Data excerpts:
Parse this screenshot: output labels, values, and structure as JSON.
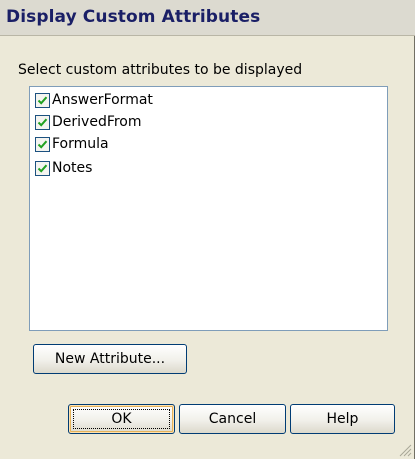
{
  "dialog": {
    "title": "Display Custom Attributes",
    "prompt": "Select custom attributes to be displayed"
  },
  "attributes": [
    {
      "label": "AnswerFormat",
      "checked": true
    },
    {
      "label": "DerivedFrom",
      "checked": true
    },
    {
      "label": "Formula",
      "checked": true
    },
    {
      "label": "Notes",
      "checked": true
    }
  ],
  "buttons": {
    "new_attribute": "New Attribute...",
    "ok": "OK",
    "cancel": "Cancel",
    "help": "Help"
  },
  "icons": {
    "checkmark": "checkmark-icon",
    "resize_grip": "resize-grip-icon"
  },
  "colors": {
    "title_text": "#1a1f66",
    "dialog_background": "#ece9d8",
    "checkmark": "#21a121",
    "list_border": "#7f9db9",
    "button_border": "#003c74"
  }
}
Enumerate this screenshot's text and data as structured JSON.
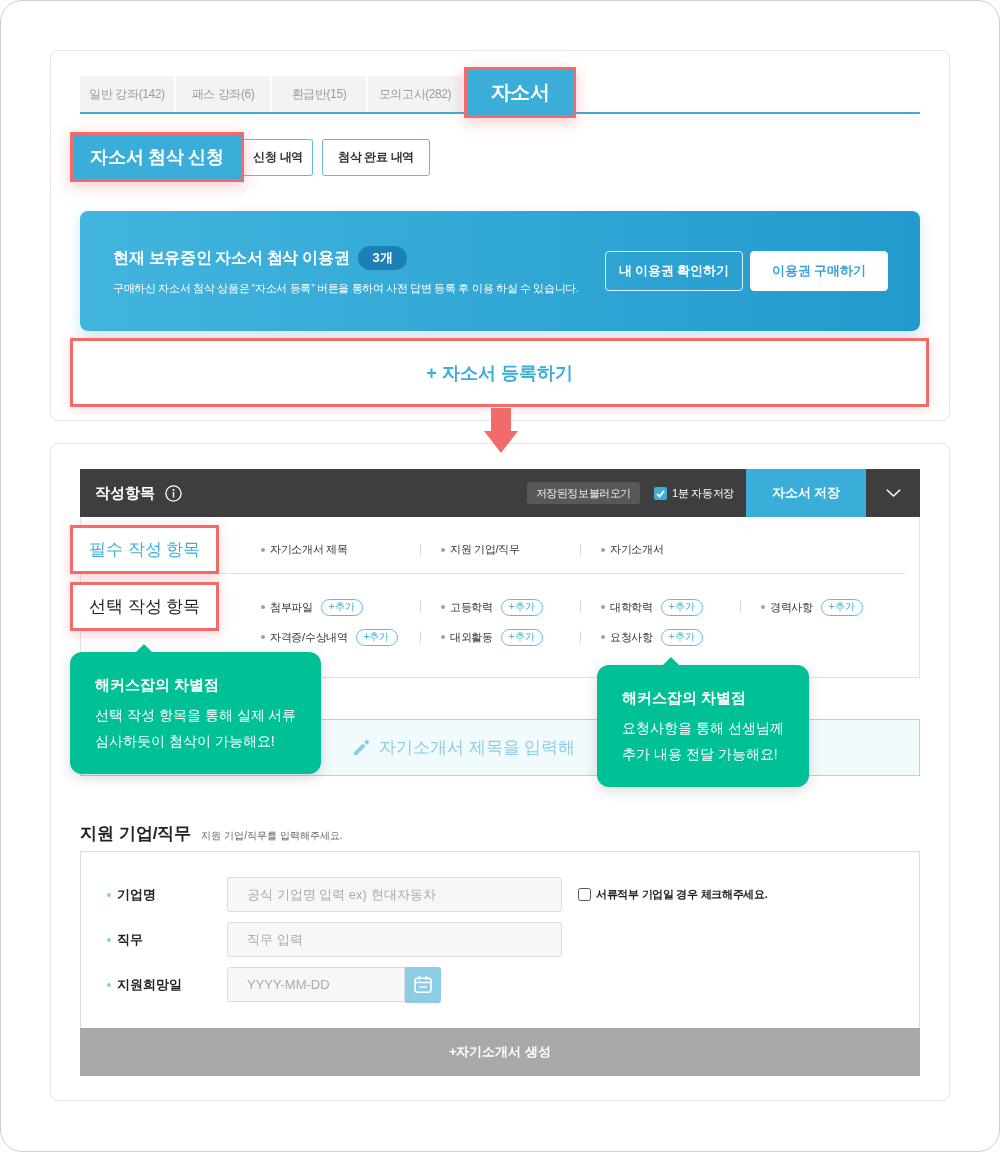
{
  "tabs": [
    {
      "label": "일반 강좌(142)",
      "selected": false,
      "highlighted": false
    },
    {
      "label": "패스 강좌(6)",
      "selected": false,
      "highlighted": false
    },
    {
      "label": "환급반(15)",
      "selected": false,
      "highlighted": false
    },
    {
      "label": "모의고사(282)",
      "selected": false,
      "highlighted": false
    },
    {
      "label": "자소서",
      "selected": true,
      "highlighted": true
    }
  ],
  "sub_tabs": [
    {
      "label": "자소서 첨삭 신청",
      "selected": true,
      "highlighted": true
    },
    {
      "label": "신청 내역",
      "selected": false,
      "highlighted": false
    },
    {
      "label": "첨삭 완료 내역",
      "selected": false,
      "highlighted": false
    }
  ],
  "voucher_banner": {
    "title": "현재 보유중인 자소서 첨삭 이용권",
    "count": "3개",
    "note": "구매하신 자소서 첨삭 상품은 “자소서 등록” 버튼을 통하여 사전 답변 등록 후 이용 하실 수 있습니다.",
    "buttons": [
      {
        "label": "내 이용권 확인하기",
        "kind": "outline"
      },
      {
        "label": "이용권 구매하기",
        "kind": "solid"
      }
    ]
  },
  "register_button": {
    "label": "+ 자소서 등록하기",
    "highlighted": true
  },
  "editor": {
    "title": "작성항목",
    "load_button": "저장된정보불러오기",
    "autosave": {
      "label": "1분 자동저장",
      "checked": true
    },
    "save_button": "자소서 저장"
  },
  "sections": [
    {
      "label": "필수 작성 항목",
      "kind": "required",
      "highlighted": true,
      "items": [
        {
          "label": "자기소개서 제목"
        },
        {
          "label": "지원 기업/직무"
        },
        {
          "label": "자기소개서"
        }
      ]
    },
    {
      "label": "선택 작성 항목",
      "kind": "optional",
      "highlighted": true,
      "callout": {
        "title": "해커스잡의 차별점",
        "text": "선택 작성 항목을 통해 실제 서류\n심사하듯이 첨삭이 가능해요!"
      },
      "items": [
        {
          "label": "첨부파일",
          "add": "+추가"
        },
        {
          "label": "고등학력",
          "add": "+추가"
        },
        {
          "label": "대학학력",
          "add": "+추가"
        },
        {
          "label": "경력사항",
          "add": "+추가"
        },
        {
          "label": "자격증/수상내역",
          "add": "+추가"
        },
        {
          "label": "대외활동",
          "add": "+추가"
        },
        {
          "label": "요청사항",
          "add": "+추가",
          "callout": {
            "title": "해커스잡의 차별점",
            "text": "요청사항을 통해 선생님께\n추가 내용 전달 가능해요!"
          }
        }
      ]
    }
  ],
  "title_field": {
    "placeholder": "자기소개서 제목을 입력해"
  },
  "company_form": {
    "title": "지원 기업/직무",
    "hint": "지원 기업/직무를 입력해주세요.",
    "fields": [
      {
        "label": "기업명",
        "kind": "text",
        "placeholder": "공식 기업명 입력 ex) 현대자동차",
        "checkbox": {
          "label": "서류적부 기업일 경우 체크해주세요.",
          "checked": false
        }
      },
      {
        "label": "직무",
        "kind": "text",
        "placeholder": "직무 입력"
      },
      {
        "label": "지원희망일",
        "kind": "date",
        "placeholder": "YYYY-MM-DD"
      }
    ],
    "submit": "+자기소개서 생성"
  }
}
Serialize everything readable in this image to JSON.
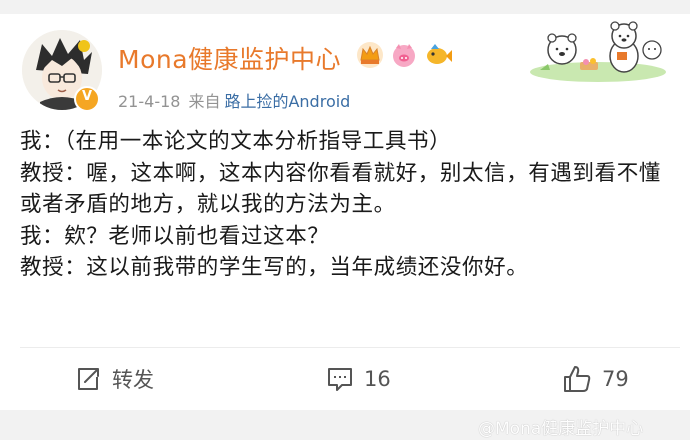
{
  "user": {
    "name": "Mona健康监护中心",
    "verified_mark": "V",
    "badges": [
      "crown-badge-icon",
      "pig-badge-icon",
      "fish-badge-icon"
    ]
  },
  "meta": {
    "date": "21-4-18",
    "source_label": "来自",
    "device": "路上捡的Android"
  },
  "post": {
    "lines": [
      "我：（在用一本论文的文本分析指导工具书）",
      "教授：喔，这本啊，这本内容你看看就好，别太信，有遇到看不懂或者矛盾的地方，就以我的方法为主。",
      "我：欸？老师以前也看过这本？",
      "教授：这以前我带的学生写的，当年成绩还没你好。"
    ]
  },
  "actions": {
    "repost_label": "转发",
    "comment_count": "16",
    "like_count": "79"
  },
  "watermark": "@Mona健康监护中心",
  "colors": {
    "username": "#e8792b",
    "device_link": "#3b6ea5",
    "meta_gray": "#939393",
    "verified": "#f5a623"
  }
}
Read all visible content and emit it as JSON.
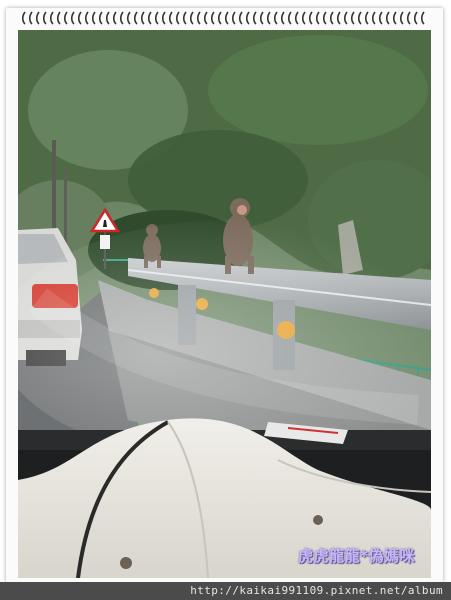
{
  "photo": {
    "subject": "macaque monkeys sitting on a roadside guardrail seen through a car windshield",
    "signature": "虎虎龍龍*偽媽咪"
  },
  "footer": {
    "url": "http://kaikai991109.pixnet.net/album"
  },
  "colors": {
    "frame": "#fbfbfb",
    "footer_bar": "#4b4b4b",
    "signature": "#c9b8f4"
  },
  "icons": [
    "spiral-binding-icon",
    "warning-sign-icon"
  ]
}
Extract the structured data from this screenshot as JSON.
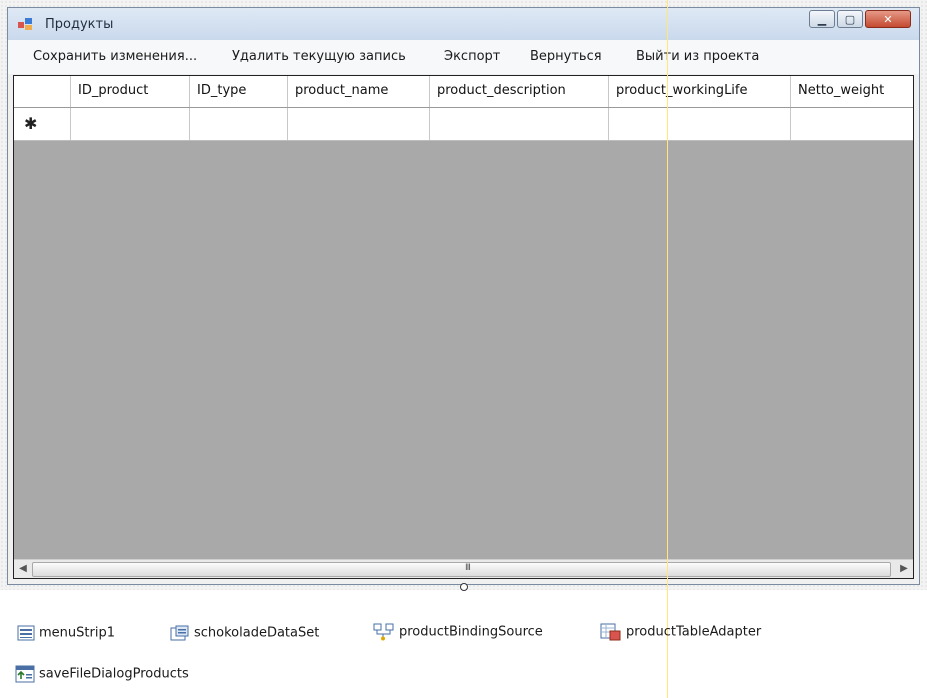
{
  "window": {
    "title": "Продукты"
  },
  "menu": {
    "items": [
      "Сохранить изменения...",
      "Удалить текущую запись",
      "Экспорт",
      "Вернуться",
      "Выйти из проекта"
    ]
  },
  "grid": {
    "columns": [
      "ID_product",
      "ID_type",
      "product_name",
      "product_description",
      "product_workingLife",
      "Netto_weight"
    ],
    "new_row_marker": "✱",
    "scroll_grip": "III"
  },
  "tray": {
    "items": [
      "menuStrip1",
      "schokoladeDataSet",
      "productBindingSource",
      "productTableAdapter",
      "saveFileDialogProducts"
    ]
  }
}
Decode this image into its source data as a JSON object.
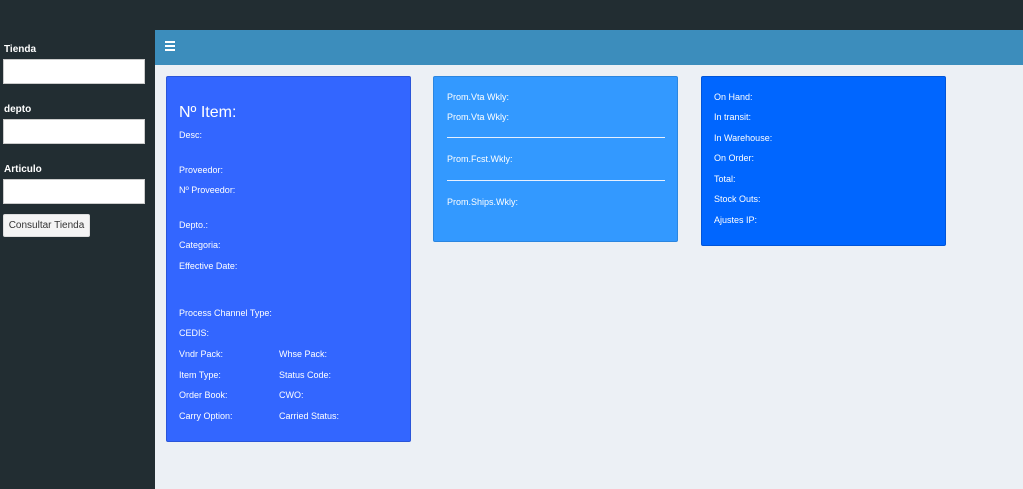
{
  "sidebar": {
    "tienda_label": "Tienda",
    "depto_label": "depto",
    "articulo_label": "Articulo",
    "tienda_value": "",
    "depto_value": "",
    "articulo_value": "",
    "consultar_button": "Consultar Tienda"
  },
  "header": {
    "menu_icon": "hamburger-icon"
  },
  "item_card": {
    "title": "Nº Item:",
    "desc": "Desc:",
    "proveedor": "Proveedor:",
    "no_proveedor": "Nº Proveedor:",
    "depto": "Depto.:",
    "categoria": "Categoria:",
    "effective_date": "Effective Date:",
    "process_channel_type": "Process Channel Type:",
    "cedis": "CEDIS:",
    "vndr_pack": "Vndr Pack:",
    "whse_pack": "Whse Pack:",
    "item_type": "Item Type:",
    "status_code": "Status Code:",
    "order_book": "Order Book:",
    "cwo": "CWO:",
    "carry_option": "Carry Option:",
    "carried_status": "Carried Status:"
  },
  "sales_card": {
    "prom_vta_wkly_1": "Prom.Vta Wkly:",
    "prom_vta_wkly_2": "Prom.Vta Wkly:",
    "prom_fcst_wkly": "Prom.Fcst.Wkly:",
    "prom_ships_wkly": "Prom.Ships.Wkly:"
  },
  "inventory_card": {
    "on_hand": "On Hand:",
    "in_transit": "In transit:",
    "in_warehouse": "In Warehouse:",
    "on_order": "On Order:",
    "total": "Total:",
    "stock_outs": "Stock Outs:",
    "ajustes_ip": "Ajustes IP:"
  },
  "colors": {
    "sidebar_bg": "#222d32",
    "header_bg": "#3c8dbc",
    "content_bg": "#ecf0f5",
    "item_card_bg": "#3366ff",
    "sales_card_bg": "#3399ff",
    "inventory_card_bg": "#0066ff"
  }
}
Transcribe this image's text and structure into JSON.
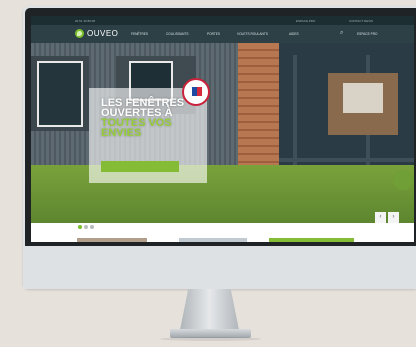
{
  "topbar": {
    "phone": "02 51 49 89 08",
    "link1": "ESPACE PRO",
    "link2": "CONTACT DEVIS"
  },
  "brand": {
    "name": "OUVEO",
    "logo_color": "#7bbf2e"
  },
  "nav": {
    "items": [
      "FENÊTRES",
      "COULISSANTS",
      "PORTES",
      "VOLETS ROULANTS",
      "AIDES"
    ],
    "search_icon": "search-icon",
    "account_label": "ESPACE PRO"
  },
  "hero": {
    "title_line1": "LES FENÊTRES",
    "title_line2": "OUVERTES À",
    "title_line3": "TOUTES VOS ENVIES",
    "body": "",
    "cta_label": "",
    "accent_color": "#84bd35",
    "slider_prev": "‹",
    "slider_next": "›"
  },
  "slider": {
    "dot_count": 3,
    "active_dot": 1
  }
}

WORK TO DO:
Gather all lines where the word "Mona健康监护中心" appears.

RESPONSE TO THE EXERCISE:
    "name": "Mona健康监护中心",
  "watermark": "@Mona健康监护中心",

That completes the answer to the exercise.